▸ **Aim**: Check every line of the entries below for the word "Temple", and copy the ones that have it.

▸ **Extracted data**:
--------
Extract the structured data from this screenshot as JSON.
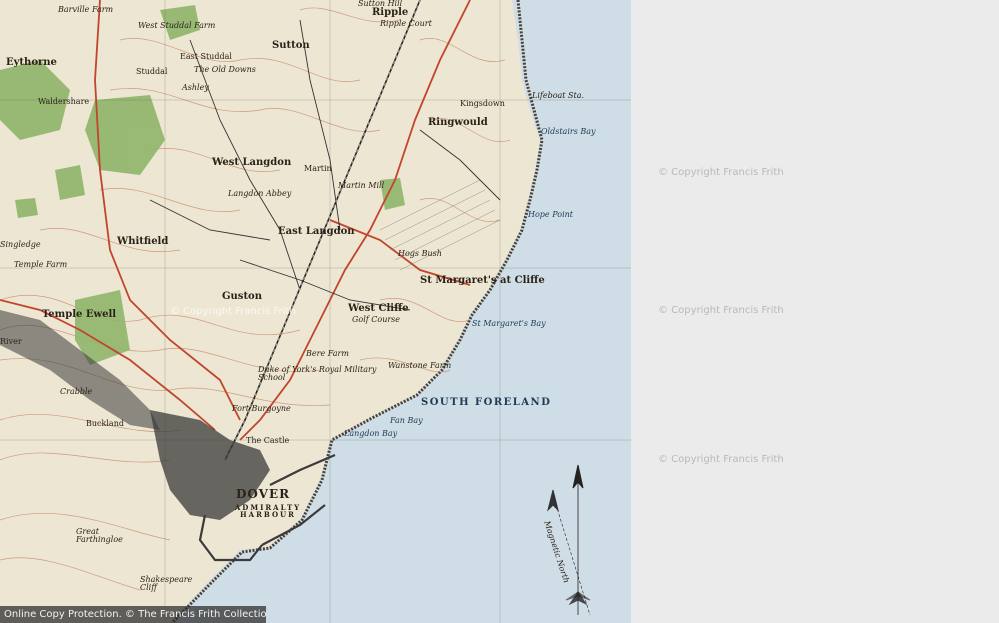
{
  "map": {
    "labels": {
      "sutton_hill": "Sutton Hill",
      "ripple": "Ripple",
      "ripple_court": "Ripple Court",
      "barville_farm": "Barville Farm",
      "west_studdal": "West Studdal Farm",
      "eythorne": "Eythorne",
      "studdal": "Studdal",
      "east_studdal": "East Studdal",
      "the_old_downs": "The Old Downs",
      "sutton": "Sutton",
      "waldershare": "Waldershare",
      "ashley": "Ashley",
      "ringwould": "Ringwould",
      "kingsdown": "Kingsdown",
      "lifeboat_sta": "Lifeboat Sta.",
      "oldstairs_bay": "Oldstairs Bay",
      "west_langdon": "West Langdon",
      "langdon_abbey": "Langdon Abbey",
      "martin": "Martin",
      "martin_mill": "Martin Mill",
      "hope_point": "Hope Point",
      "east_langdon": "East Langdon",
      "whitfield": "Whitfield",
      "singledge": "Singledge",
      "temple_farm": "Temple Farm",
      "hogs_bush": "Hogs Bush",
      "st_margarets_at_cliffe": "St Margaret's at Cliffe",
      "st_margarets_bay": "St Margaret's Bay",
      "guston": "Guston",
      "west_cliffe": "West Cliffe",
      "golf_course": "Golf Course",
      "temple_ewell": "Temple Ewell",
      "river": "River",
      "bere_farm": "Bere Farm",
      "dukeofyorks": "Duke of York's Royal Military School",
      "wanstone_farm": "Wanstone Farm",
      "south_foreland": "SOUTH FORELAND",
      "fan_bay": "Fan Bay",
      "langdon_bay": "Langdon Bay",
      "fort_burgoyne": "Fort Burgoyne",
      "buckland": "Buckland",
      "the_castle": "The Castle",
      "dover": "DOVER",
      "admiralty_harbour": "ADMIRALTY HARBOUR",
      "shakespeare_cliff": "Shakespeare Cliff",
      "great_farthingloe": "Great Farthingloe",
      "crabble": "Crabble",
      "magnetic_north": "Magnetic North"
    },
    "in_map_watermark": "© Copyright Francis Frith"
  },
  "watermarks": [
    "© Copyright Francis Frith",
    "© Copyright Francis Frith",
    "© Copyright Francis Frith"
  ],
  "footer": {
    "text": "Online Copy Protection. © The Francis Frith Collection"
  },
  "colors": {
    "land": "#ede6d2",
    "sea": "#cfdde6",
    "contour": "#c9866a",
    "woodland": "#8fb56a",
    "road": "#c0452c",
    "urban": "#3a3a3a"
  }
}
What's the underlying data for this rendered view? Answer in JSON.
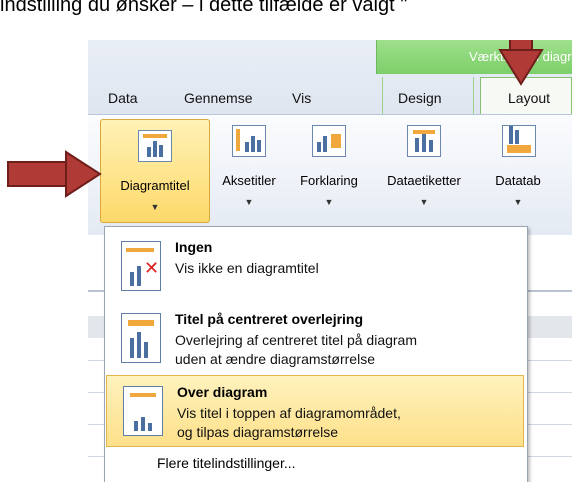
--------
▸ **Solution to this task**:
      "temple_farm": "Temple Farm",
      "temple_ewell": "Temple Ewell",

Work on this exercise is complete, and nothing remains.